== Required work ==
Without the images, output each record below as it stands.

== Source records ==

________

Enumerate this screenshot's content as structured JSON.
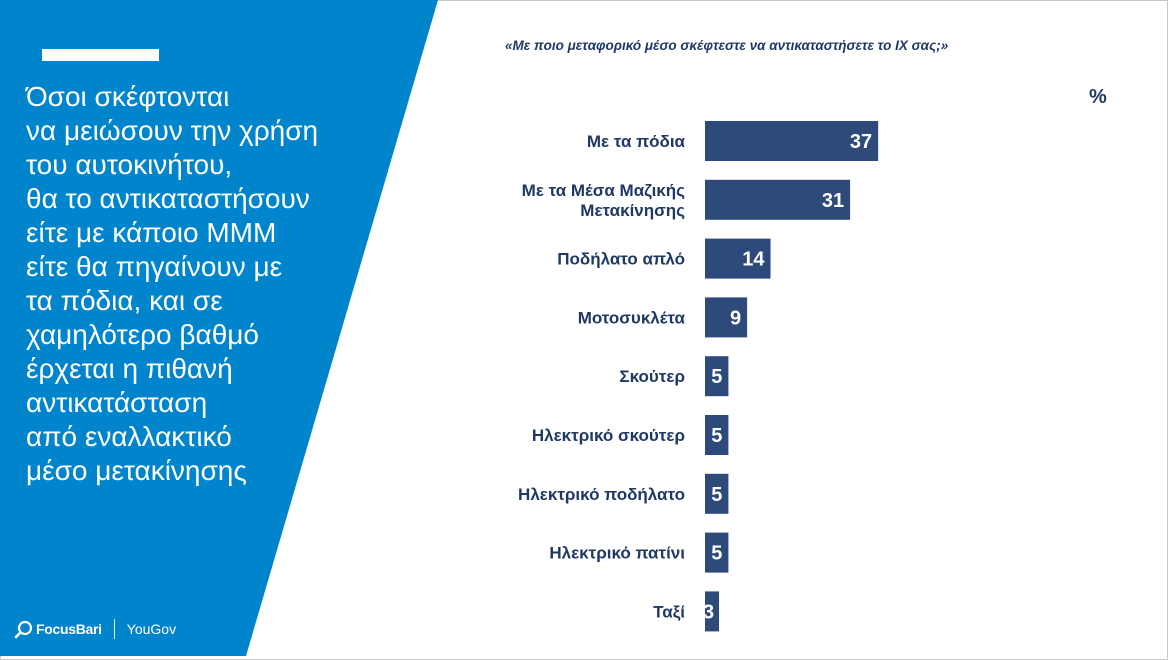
{
  "slide": {
    "headline": "Όσοι σκέφτονται\nνα μειώσουν την χρήση\nτου αυτοκινήτου,\nθα το αντικαταστήσουν\nείτε με κάποιο ΜΜΜ\nείτε θα πηγαίνουν με\nτα πόδια, και σε\nχαμηλότερο βαθμό\nέρχεται η πιθανή\nαντικατάσταση\nαπό εναλλακτικό\nμέσο μετακίνησης",
    "question": "«Με ποιο μεταφορικό μέσο σκέφτεστε να αντικαταστήσετε το ΙΧ σας;»",
    "unit": "%",
    "logo_left": "FocusBari",
    "logo_right": "YouGov"
  },
  "colors": {
    "panel": "#0085cc",
    "bar": "#2e4a7a",
    "label": "#1f3864",
    "value_text": "#ffffff"
  },
  "chart_data": {
    "type": "bar",
    "orientation": "horizontal",
    "categories": [
      [
        "Με τα πόδια"
      ],
      [
        "Με τα Μέσα Μαζικής",
        "Μετακίνησης"
      ],
      [
        "Ποδήλατο απλό"
      ],
      [
        "Μοτοσυκλέτα"
      ],
      [
        "Σκούτερ"
      ],
      [
        "Ηλεκτρικό σκούτερ"
      ],
      [
        "Ηλεκτρικό ποδήλατο"
      ],
      [
        "Ηλεκτρικό πατίνι"
      ],
      [
        "Ταξί"
      ]
    ],
    "values": [
      37,
      31,
      14,
      9,
      5,
      5,
      5,
      5,
      3
    ],
    "xlim": [
      0,
      100
    ],
    "grid": false,
    "legend": "none"
  }
}
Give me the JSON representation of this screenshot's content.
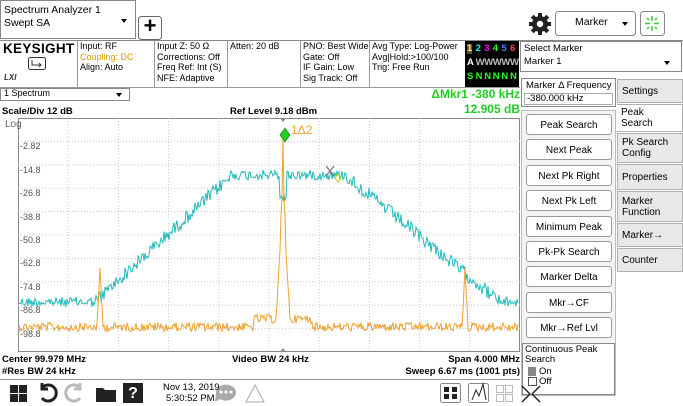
{
  "top_bar": {
    "tab_title": "Spectrum Analyzer 1",
    "tab_subtitle": "Swept SA",
    "add_button": "+",
    "mode_dropdown": "Marker"
  },
  "settings_bar": {
    "logo": "KEYSIGHT",
    "lxi": "LXI",
    "columns": [
      [
        "Input: RF",
        "Coupling: DC",
        "Align: Auto"
      ],
      [
        "Input Z: 50 Ω",
        "Corrections: Off",
        "Freq Ref: Int (S)",
        "NFE: Adaptive"
      ],
      [
        "Atten: 20 dB"
      ],
      [
        "PNO: Best Wide",
        "Gate: Off",
        "IF Gain: Low",
        "Sig Track: Off"
      ],
      [
        "Avg Type: Log-Power",
        "Avg|Hold:>100/100",
        "Trig: Free Run"
      ]
    ],
    "trace_rows": [
      [
        "1",
        "2",
        "3",
        "4",
        "5",
        "6"
      ],
      [
        "A",
        "W",
        "W",
        "W",
        "W",
        "W"
      ],
      [
        "S",
        "N",
        "N",
        "N",
        "N",
        "N"
      ]
    ],
    "select_marker_label": "Select Marker",
    "select_marker_value": "Marker 1"
  },
  "display": {
    "window": "1 Spectrum",
    "scale": "Scale/Div 12 dB",
    "ref_level": "Ref Level 9.18 dBm",
    "marker_readout": "ΔMkr1  -380 kHz",
    "marker_value": "12.905 dB",
    "scale_type": "Log",
    "y_labels": [
      "-2.82",
      "-14.8",
      "-26.8",
      "-38.8",
      "-50.8",
      "-62.8",
      "-74.8",
      "-86.8",
      "-98.8"
    ],
    "marker_label": "1Δ2",
    "center": "Center 99.979 MHz",
    "res_bw": "#Res BW 24 kHz",
    "video_bw": "Video BW 24 kHz",
    "span": "Span 4.000 MHz",
    "sweep": "Sweep 6.67 ms (1001 pts)"
  },
  "marker_panel": {
    "field_label": "Marker Δ Frequency",
    "field_value": "-380.000 kHz",
    "buttons": [
      "Peak Search",
      "Next Peak",
      "Next Pk Right",
      "Next Pk Left",
      "Minimum Peak",
      "Pk-Pk Search",
      "Marker Delta",
      "Mkr→CF",
      "Mkr→Ref Lvl"
    ],
    "continuous": {
      "label": "Continuous Peak Search",
      "on": "On",
      "off": "Off"
    }
  },
  "menu_tabs": [
    "Settings",
    "Peak Search",
    "Pk Search Config",
    "Properties",
    "Marker Function",
    "Marker→",
    "Counter"
  ],
  "taskbar": {
    "date": "Nov 13, 2019",
    "time": "5:30:52 PM"
  }
}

________

== Written solution ==
Enumerate this screenshot's content as structured JSON.
{
  "slide": {
    "headline": "Όσοι σκέφτονται\nνα μειώσουν την χρήση\nτου αυτοκινήτου,\nθα το αντικαταστήσουν\nείτε με κάποιο ΜΜΜ\nείτε θα πηγαίνουν με\nτα πόδια, και σε\nχαμηλότερο βαθμό\nέρχεται η πιθανή\nαντικατάσταση\nαπό εναλλακτικό\nμέσο μετακίνησης",
    "question": "«Με ποιο μεταφορικό μέσο σκέφτεστε να αντικαταστήσετε το ΙΧ σας;»",
    "unit": "%",
    "logo_left": "FocusBari",
    "logo_right": "YouGov"
  },
  "colors": {
    "panel": "#0085cc",
    "bar": "#2e4a7a",
    "label": "#1f3864",
    "value_text": "#ffffff"
  },
  "chart_data": {
    "type": "bar",
    "orientation": "horizontal",
    "categories": [
      [
        "Με τα πόδια"
      ],
      [
        "Με τα Μέσα Μαζικής",
        "Μετακίνησης"
      ],
      [
        "Ποδήλατο απλό"
      ],
      [
        "Μοτοσυκλέτα"
      ],
      [
        "Σκούτερ"
      ],
      [
        "Ηλεκτρικό σκούτερ"
      ],
      [
        "Ηλεκτρικό ποδήλατο"
      ],
      [
        "Ηλεκτρικό πατίνι"
      ],
      [
        "Ταξί"
      ]
    ],
    "values": [
      37,
      31,
      14,
      9,
      5,
      5,
      5,
      5,
      3
    ],
    "xlim": [
      0,
      100
    ],
    "grid": false,
    "legend": "none"
  }
}
Give me the JSON representation of this screenshot's content.
{
  "top_bar": {
    "tab_title": "Spectrum Analyzer 1",
    "tab_subtitle": "Swept SA",
    "add_button": "+",
    "mode_dropdown": "Marker"
  },
  "settings_bar": {
    "logo": "KEYSIGHT",
    "lxi": "LXI",
    "columns": [
      [
        "Input: RF",
        "Coupling: DC",
        "Align: Auto"
      ],
      [
        "Input Z: 50 Ω",
        "Corrections: Off",
        "Freq Ref: Int (S)",
        "NFE: Adaptive"
      ],
      [
        "Atten: 20 dB"
      ],
      [
        "PNO: Best Wide",
        "Gate: Off",
        "IF Gain: Low",
        "Sig Track: Off"
      ],
      [
        "Avg Type: Log-Power",
        "Avg|Hold:>100/100",
        "Trig: Free Run"
      ]
    ],
    "trace_rows": [
      [
        "1",
        "2",
        "3",
        "4",
        "5",
        "6"
      ],
      [
        "A",
        "W",
        "W",
        "W",
        "W",
        "W"
      ],
      [
        "S",
        "N",
        "N",
        "N",
        "N",
        "N"
      ]
    ],
    "select_marker_label": "Select Marker",
    "select_marker_value": "Marker 1"
  },
  "display": {
    "window": "1 Spectrum",
    "scale": "Scale/Div 12 dB",
    "ref_level": "Ref Level 9.18 dBm",
    "marker_readout": "ΔMkr1  -380 kHz",
    "marker_value": "12.905 dB",
    "scale_type": "Log",
    "y_labels": [
      "-2.82",
      "-14.8",
      "-26.8",
      "-38.8",
      "-50.8",
      "-62.8",
      "-74.8",
      "-86.8",
      "-98.8"
    ],
    "marker_label": "1Δ2",
    "center": "Center 99.979 MHz",
    "res_bw": "#Res BW 24 kHz",
    "video_bw": "Video BW 24 kHz",
    "span": "Span 4.000 MHz",
    "sweep": "Sweep 6.67 ms (1001 pts)"
  },
  "marker_panel": {
    "field_label": "Marker Δ Frequency",
    "field_value": "-380.000 kHz",
    "buttons": [
      "Peak Search",
      "Next Peak",
      "Next Pk Right",
      "Next Pk Left",
      "Minimum Peak",
      "Pk-Pk Search",
      "Marker Delta",
      "Mkr→CF",
      "Mkr→Ref Lvl"
    ],
    "continuous": {
      "label": "Continuous Peak Search",
      "on": "On",
      "off": "Off"
    }
  },
  "menu_tabs": [
    "Settings",
    "Peak Search",
    "Pk Search Config",
    "Properties",
    "Marker Function",
    "Marker→",
    "Counter"
  ],
  "taskbar": {
    "date": "Nov 13, 2019",
    "time": "5:30:52 PM"
  }
}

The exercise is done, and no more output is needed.